- **GIVEN ENTRIES**
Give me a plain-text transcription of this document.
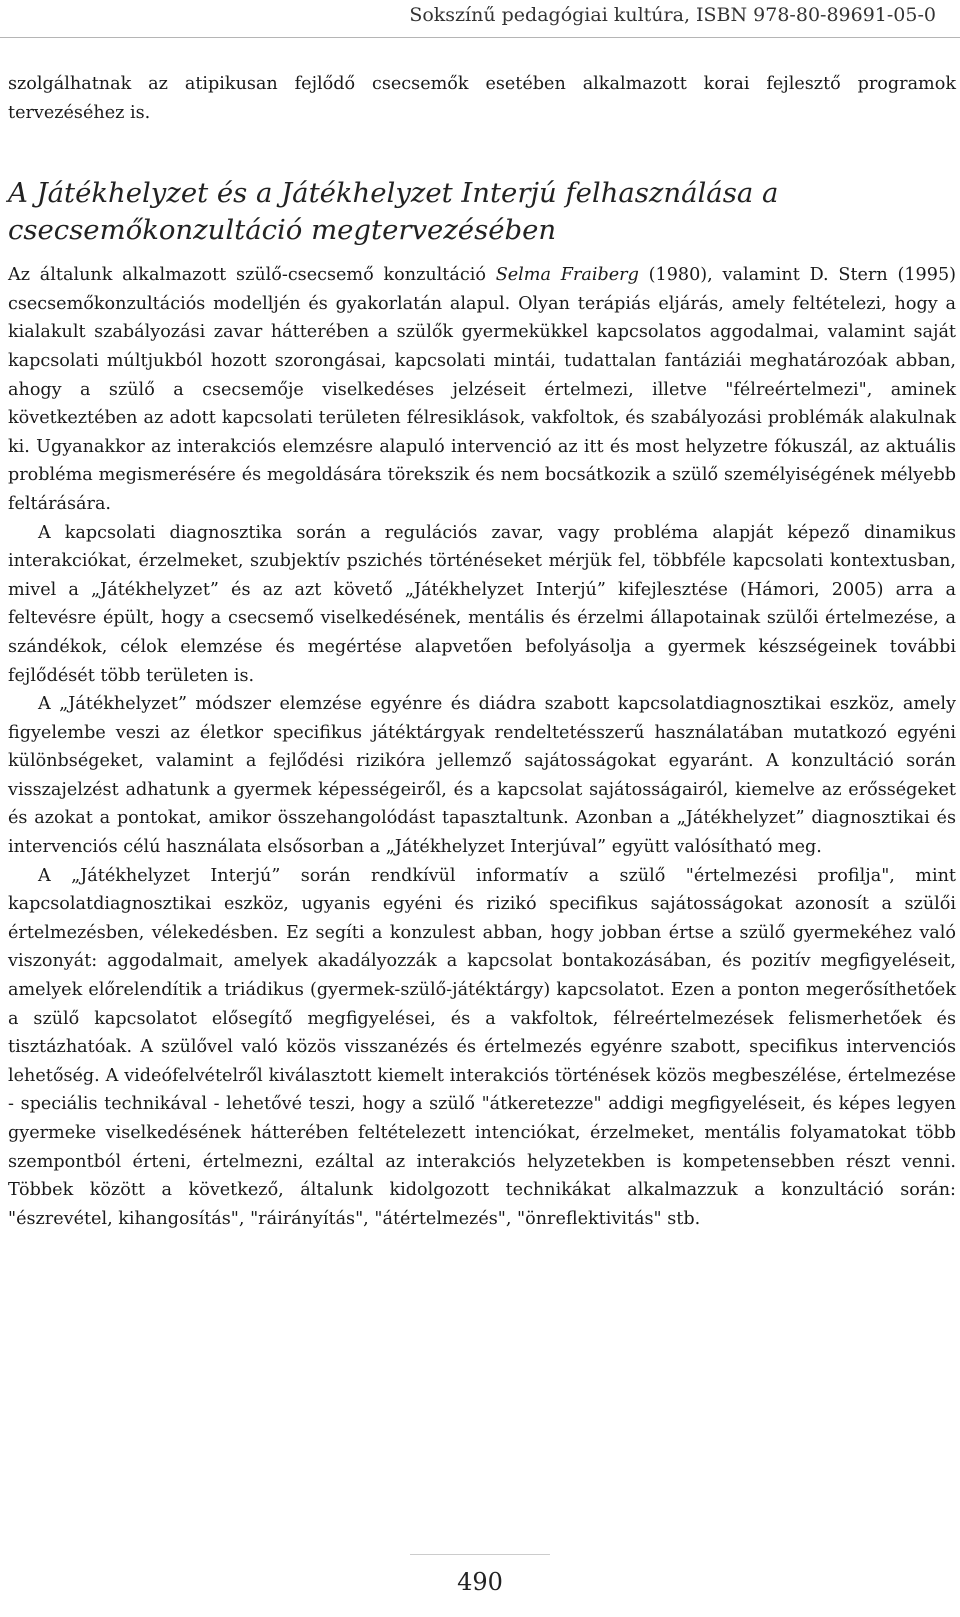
Sokszínű pedagógiai kultúra, ISBN 978-80-89691-05-0

szolgálhatnak az atipikusan fejlődő csecsemők esetében alkalmazott korai fejlesztő programok tervezéséhez is.

A Játékhelyzet és a Játékhelyzet Interjú felhasználása a csecsemőkonzultáció megtervezésében

Az általunk alkalmazott szülő-csecsemő konzultáció Selma Fraiberg (1980), valamint D. Stern (1995) csecsemőkonzultációs modelljén és gyakorlatán alapul. Olyan terápiás eljárás, amely feltételezi, hogy a kialakult szabályozási zavar hátterében a szülők gyermekükkel kapcsolatos aggodalmai, valamint saját kapcsolati múltjukból hozott szorongásai, kapcsolati mintái, tudattalan fantáziái meghatározóak abban, ahogy a szülő a csecsemője viselkedéses jelzéseit értelmezi, illetve "félreértelmezi", aminek következtében az adott kapcsolati területen félresiklások, vakfoltok, és szabályozási problémák alakulnak ki. Ugyanakkor az interakciós elemzésre alapuló intervenció az itt és most helyzetre fókuszál, az aktuális probléma megismerésére és megoldására törekszik és nem bocsátkozik a szülő személyiségének mélyebb feltárására.

A kapcsolati diagnosztika során a regulációs zavar, vagy probléma alapját képező dinamikus interakciókat, érzelmeket, szubjektív pszichés történéseket mérjük fel, többféle kapcsolati kontextusban, mivel a „Játékhelyzet” és az azt követő „Játékhelyzet Interjú” kifejlesztése (Hámori, 2005) arra a feltevésre épült, hogy a csecsemő viselkedésének, mentális és érzelmi állapotainak szülői értelmezése, a szándékok, célok elemzése és megértése alapvetően befolyásolja a gyermek készségeinek további fejlődését több területen is.

A „Játékhelyzet” módszer elemzése egyénre és diádra szabott kapcsolatdiagnosztikai eszköz, amely figyelembe veszi az életkor specifikus játéktárgyak rendeltetésszerű használatában mutatkozó egyéni különbségeket, valamint a fejlődési rizikóra jellemző sajátosságokat egyaránt. A konzultáció során visszajelzést adhatunk a gyermek képességeiről, és a kapcsolat sajátosságairól, kiemelve az erősségeket és azokat a pontokat, amikor összehangolódást tapasztaltunk. Azonban a „Játékhelyzet” diagnosztikai és intervenciós célú használata elsősorban a „Játékhelyzet Interjúval” együtt valósítható meg.

A „Játékhelyzet Interjú” során rendkívül informatív a szülő "értelmezési profilja", mint kapcsolatdiagnosztikai eszköz, ugyanis egyéni és rizikó specifikus sajátosságokat azonosít a szülői értelmezésben, vélekedésben. Ez segíti a konzulest abban, hogy jobban értse a szülő gyermekéhez való viszonyát: aggodalmait, amelyek akadályozzák a kapcsolat bontakozásában, és pozitív megfigyeléseit, amelyek előrelendítik a triádikus (gyermek-szülő-játéktárgy) kapcsolatot. Ezen a ponton megerősíthetőek a szülő kapcsolatot elősegítő megfigyelései, és a vakfoltok, félreértelmezések felismerhetőek és tisztázhatóak. A szülővel való közös visszanézés és értelmezés egyénre szabott, specifikus intervenciós lehetőség. A videófelvételről kiválasztott kiemelt interakciós történések közös megbeszélése, értelmezése - speciális technikával - lehetővé teszi, hogy a szülő "átkeretezze" addigi megfigyeléseit, és képes legyen gyermeke viselkedésének hátterében feltételezett intenciókat, érzelmeket, mentális folyamatokat több szempontból érteni, értelmezni, ezáltal az interakciós helyzetekben is kompetensebben részt venni. Többek között a következő, általunk kidolgozott technikákat alkalmazzuk a konzultáció során: "észrevétel, kihangosítás", "ráirányítás", "átértelmezés", "önreflektivitás" stb.

490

- **STATED PROBLEM**
Can you repeat every record above exactly, apart from the pictures?

- **EXERCISE RESPONSE**
Give me a plain-text transcription of this document.
Sokszínű pedagógiai kultúra, ISBN 978-80-89691-05-0

szolgálhatnak az atipikusan fejlődő csecsemők esetében alkalmazott korai fejlesztő programok tervezéséhez is.

A Játékhelyzet és a Játékhelyzet Interjú felhasználása a csecsemőkonzultáció megtervezésében

Az általunk alkalmazott szülő-csecsemő konzultáció Selma Fraiberg (1980), valamint D. Stern (1995) csecsemőkonzultációs modelljén és gyakorlatán alapul. Olyan terápiás eljárás, amely feltételezi, hogy a kialakult szabályozási zavar hátterében a szülők gyermekükkel kapcsolatos aggodalmai, valamint saját kapcsolati múltjukból hozott szorongásai, kapcsolati mintái, tudattalan fantáziái meghatározóak abban, ahogy a szülő a csecsemője viselkedéses jelzéseit értelmezi, illetve "félreértelmezi", aminek következtében az adott kapcsolati területen félresiklások, vakfoltok, és szabályozási problémák alakulnak ki. Ugyanakkor az interakciós elemzésre alapuló intervenció az itt és most helyzetre fókuszál, az aktuális probléma megismerésére és megoldására törekszik és nem bocsátkozik a szülő személyiségének mélyebb feltárására.

A kapcsolati diagnosztika során a regulációs zavar, vagy probléma alapját képező dinamikus interakciókat, érzelmeket, szubjektív pszichés történéseket mérjük fel, többféle kapcsolati kontextusban, mivel a „Játékhelyzet” és az azt követő „Játékhelyzet Interjú” kifejlesztése (Hámori, 2005) arra a feltevésre épült, hogy a csecsemő viselkedésének, mentális és érzelmi állapotainak szülői értelmezése, a szándékok, célok elemzése és megértése alapvetően befolyásolja a gyermek készségeinek további fejlődését több területen is.

A „Játékhelyzet” módszer elemzése egyénre és diádra szabott kapcsolatdiagnosztikai eszköz, amely figyelembe veszi az életkor specifikus játéktárgyak rendeltetésszerű használatában mutatkozó egyéni különbségeket, valamint a fejlődési rizikóra jellemző sajátosságokat egyaránt. A konzultáció során visszajelzést adhatunk a gyermek képességeiről, és a kapcsolat sajátosságairól, kiemelve az erősségeket és azokat a pontokat, amikor összehangolódást tapasztaltunk. Azonban a „Játékhelyzet” diagnosztikai és intervenciós célú használata elsősorban a „Játékhelyzet Interjúval” együtt valósítható meg.

A „Játékhelyzet Interjú” során rendkívül informatív a szülő "értelmezési profilja", mint kapcsolatdiagnosztikai eszköz, ugyanis egyéni és rizikó specifikus sajátosságokat azonosít a szülői értelmezésben, vélekedésben. Ez segíti a konzulest abban, hogy jobban értse a szülő gyermekéhez való viszonyát: aggodalmait, amelyek akadályozzák a kapcsolat bontakozásában, és pozitív megfigyeléseit, amelyek előrelendítik a triádikus (gyermek-szülő-játéktárgy) kapcsolatot. Ezen a ponton megerősíthetőek a szülő kapcsolatot elősegítő megfigyelései, és a vakfoltok, félreértelmezések felismerhetőek és tisztázhatóak. A szülővel való közös visszanézés és értelmezés egyénre szabott, specifikus intervenciós lehetőség. A videófelvételről kiválasztott kiemelt interakciós történések közös megbeszélése, értelmezése - speciális technikával - lehetővé teszi, hogy a szülő "átkeretezze" addigi megfigyeléseit, és képes legyen gyermeke viselkedésének hátterében feltételezett intenciókat, érzelmeket, mentális folyamatokat több szempontból érteni, értelmezni, ezáltal az interakciós helyzetekben is kompetensebben részt venni. Többek között a következő, általunk kidolgozott technikákat alkalmazzuk a konzultáció során: "észrevétel, kihangosítás", "ráirányítás", "átértelmezés", "önreflektivitás" stb.

490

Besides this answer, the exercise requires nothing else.